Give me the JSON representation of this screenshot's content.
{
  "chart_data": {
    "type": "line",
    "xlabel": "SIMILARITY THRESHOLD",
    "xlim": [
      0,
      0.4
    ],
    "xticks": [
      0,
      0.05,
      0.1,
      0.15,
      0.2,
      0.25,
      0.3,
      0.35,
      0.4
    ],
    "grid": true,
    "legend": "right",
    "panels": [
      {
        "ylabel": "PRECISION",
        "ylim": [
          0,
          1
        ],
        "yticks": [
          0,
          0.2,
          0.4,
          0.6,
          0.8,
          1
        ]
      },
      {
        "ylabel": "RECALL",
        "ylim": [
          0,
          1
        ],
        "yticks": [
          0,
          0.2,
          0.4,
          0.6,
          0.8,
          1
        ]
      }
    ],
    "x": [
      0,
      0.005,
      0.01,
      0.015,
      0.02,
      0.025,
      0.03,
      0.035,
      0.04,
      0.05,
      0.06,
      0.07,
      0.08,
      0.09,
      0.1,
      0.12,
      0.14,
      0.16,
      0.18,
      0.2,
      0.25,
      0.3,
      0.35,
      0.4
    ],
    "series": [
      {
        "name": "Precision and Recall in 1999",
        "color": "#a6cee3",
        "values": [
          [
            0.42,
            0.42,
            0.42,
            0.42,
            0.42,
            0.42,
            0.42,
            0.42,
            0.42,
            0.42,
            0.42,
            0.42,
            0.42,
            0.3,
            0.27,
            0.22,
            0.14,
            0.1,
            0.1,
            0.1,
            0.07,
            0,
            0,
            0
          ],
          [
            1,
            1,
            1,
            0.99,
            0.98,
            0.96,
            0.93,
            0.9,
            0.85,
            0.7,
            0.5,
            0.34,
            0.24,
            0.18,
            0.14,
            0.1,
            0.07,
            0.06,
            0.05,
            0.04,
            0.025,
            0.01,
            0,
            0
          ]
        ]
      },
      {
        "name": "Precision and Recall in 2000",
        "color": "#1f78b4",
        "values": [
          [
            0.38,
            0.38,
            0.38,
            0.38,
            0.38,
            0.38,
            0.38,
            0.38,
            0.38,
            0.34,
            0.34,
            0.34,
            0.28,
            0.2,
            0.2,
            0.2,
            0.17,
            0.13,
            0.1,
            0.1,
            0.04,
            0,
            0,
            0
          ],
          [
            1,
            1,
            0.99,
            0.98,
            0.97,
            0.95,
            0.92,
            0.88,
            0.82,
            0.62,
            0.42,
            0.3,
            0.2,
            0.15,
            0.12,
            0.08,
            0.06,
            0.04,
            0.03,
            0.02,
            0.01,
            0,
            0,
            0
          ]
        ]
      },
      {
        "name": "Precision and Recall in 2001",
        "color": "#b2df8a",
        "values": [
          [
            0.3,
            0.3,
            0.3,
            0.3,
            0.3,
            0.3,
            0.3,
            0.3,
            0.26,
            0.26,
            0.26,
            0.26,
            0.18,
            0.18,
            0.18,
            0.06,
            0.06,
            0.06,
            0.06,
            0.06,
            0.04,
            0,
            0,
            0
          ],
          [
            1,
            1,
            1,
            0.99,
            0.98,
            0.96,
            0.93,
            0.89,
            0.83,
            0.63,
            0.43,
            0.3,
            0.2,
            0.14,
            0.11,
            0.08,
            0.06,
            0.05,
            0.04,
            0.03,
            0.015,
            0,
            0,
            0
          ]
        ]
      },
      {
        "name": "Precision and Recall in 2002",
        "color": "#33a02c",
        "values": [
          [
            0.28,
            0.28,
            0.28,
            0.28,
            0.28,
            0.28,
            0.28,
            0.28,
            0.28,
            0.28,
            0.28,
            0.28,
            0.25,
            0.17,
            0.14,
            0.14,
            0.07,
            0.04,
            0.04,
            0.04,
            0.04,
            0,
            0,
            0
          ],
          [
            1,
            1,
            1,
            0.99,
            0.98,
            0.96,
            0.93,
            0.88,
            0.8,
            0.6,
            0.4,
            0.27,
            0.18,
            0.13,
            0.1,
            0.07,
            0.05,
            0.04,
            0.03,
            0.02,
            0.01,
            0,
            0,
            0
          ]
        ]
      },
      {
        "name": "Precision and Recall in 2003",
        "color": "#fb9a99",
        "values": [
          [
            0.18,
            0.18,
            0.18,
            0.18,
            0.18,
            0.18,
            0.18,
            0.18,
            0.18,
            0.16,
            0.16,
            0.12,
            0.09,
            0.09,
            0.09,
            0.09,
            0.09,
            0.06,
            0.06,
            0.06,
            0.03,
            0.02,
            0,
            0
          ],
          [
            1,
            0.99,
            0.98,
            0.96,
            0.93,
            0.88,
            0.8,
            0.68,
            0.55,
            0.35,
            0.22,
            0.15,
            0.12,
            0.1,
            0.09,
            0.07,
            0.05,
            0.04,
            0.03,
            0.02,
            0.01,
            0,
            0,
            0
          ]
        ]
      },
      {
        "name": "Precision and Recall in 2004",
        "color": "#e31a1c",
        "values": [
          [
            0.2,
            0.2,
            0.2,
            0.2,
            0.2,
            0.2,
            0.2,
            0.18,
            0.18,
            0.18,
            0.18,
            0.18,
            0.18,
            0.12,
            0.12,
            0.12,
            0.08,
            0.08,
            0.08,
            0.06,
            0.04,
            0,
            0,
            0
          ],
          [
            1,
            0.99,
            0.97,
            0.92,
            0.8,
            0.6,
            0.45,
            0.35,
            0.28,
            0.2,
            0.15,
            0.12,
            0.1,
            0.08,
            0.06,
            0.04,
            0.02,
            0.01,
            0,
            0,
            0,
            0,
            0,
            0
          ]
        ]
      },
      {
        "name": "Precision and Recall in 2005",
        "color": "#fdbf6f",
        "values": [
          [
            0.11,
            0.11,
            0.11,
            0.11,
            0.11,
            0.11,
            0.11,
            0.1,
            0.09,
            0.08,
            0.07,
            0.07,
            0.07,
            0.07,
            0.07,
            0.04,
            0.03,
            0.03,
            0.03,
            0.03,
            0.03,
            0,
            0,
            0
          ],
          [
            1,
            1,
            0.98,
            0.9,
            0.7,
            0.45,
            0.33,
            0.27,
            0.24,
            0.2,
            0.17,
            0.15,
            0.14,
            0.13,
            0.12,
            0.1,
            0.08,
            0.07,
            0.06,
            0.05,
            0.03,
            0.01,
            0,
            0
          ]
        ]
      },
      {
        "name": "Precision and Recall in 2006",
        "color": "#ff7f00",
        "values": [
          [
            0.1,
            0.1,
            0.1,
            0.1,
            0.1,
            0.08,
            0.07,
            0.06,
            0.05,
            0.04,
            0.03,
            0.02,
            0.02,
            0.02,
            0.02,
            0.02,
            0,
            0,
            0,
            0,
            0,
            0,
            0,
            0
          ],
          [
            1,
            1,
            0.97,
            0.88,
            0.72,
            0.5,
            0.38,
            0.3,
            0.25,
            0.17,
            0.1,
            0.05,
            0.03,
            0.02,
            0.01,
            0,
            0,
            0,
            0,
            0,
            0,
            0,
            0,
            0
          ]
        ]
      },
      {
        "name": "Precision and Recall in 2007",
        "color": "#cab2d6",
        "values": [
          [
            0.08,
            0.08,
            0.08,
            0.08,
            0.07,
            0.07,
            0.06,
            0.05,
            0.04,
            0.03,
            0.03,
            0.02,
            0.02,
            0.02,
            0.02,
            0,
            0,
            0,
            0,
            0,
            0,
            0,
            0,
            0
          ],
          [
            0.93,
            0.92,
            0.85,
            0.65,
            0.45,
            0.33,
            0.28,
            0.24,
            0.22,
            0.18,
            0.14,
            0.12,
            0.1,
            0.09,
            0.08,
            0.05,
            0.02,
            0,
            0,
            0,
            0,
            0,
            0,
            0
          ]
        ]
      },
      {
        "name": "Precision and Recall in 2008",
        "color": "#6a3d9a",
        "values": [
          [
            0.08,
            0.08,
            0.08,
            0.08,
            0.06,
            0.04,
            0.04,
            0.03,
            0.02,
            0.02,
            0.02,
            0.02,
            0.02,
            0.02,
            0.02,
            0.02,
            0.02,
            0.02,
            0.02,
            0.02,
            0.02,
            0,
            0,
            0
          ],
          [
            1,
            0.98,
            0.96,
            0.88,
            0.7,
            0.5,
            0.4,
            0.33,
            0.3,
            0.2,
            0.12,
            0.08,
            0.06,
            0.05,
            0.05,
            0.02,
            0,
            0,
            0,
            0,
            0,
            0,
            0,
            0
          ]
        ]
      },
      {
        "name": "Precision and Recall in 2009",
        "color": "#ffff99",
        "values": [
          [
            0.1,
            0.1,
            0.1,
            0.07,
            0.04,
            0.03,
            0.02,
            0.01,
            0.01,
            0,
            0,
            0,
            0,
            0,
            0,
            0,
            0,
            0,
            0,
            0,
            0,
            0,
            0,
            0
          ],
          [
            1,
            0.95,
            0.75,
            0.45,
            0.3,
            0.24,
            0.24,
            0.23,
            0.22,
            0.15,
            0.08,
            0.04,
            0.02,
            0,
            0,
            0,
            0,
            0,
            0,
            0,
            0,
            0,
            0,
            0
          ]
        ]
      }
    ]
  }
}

------------------------------------------------------------------------

Problem requirements: Check each line of the data above for the word "color" and say how many lines have it. Give the number alone.

Solution to this problem: 11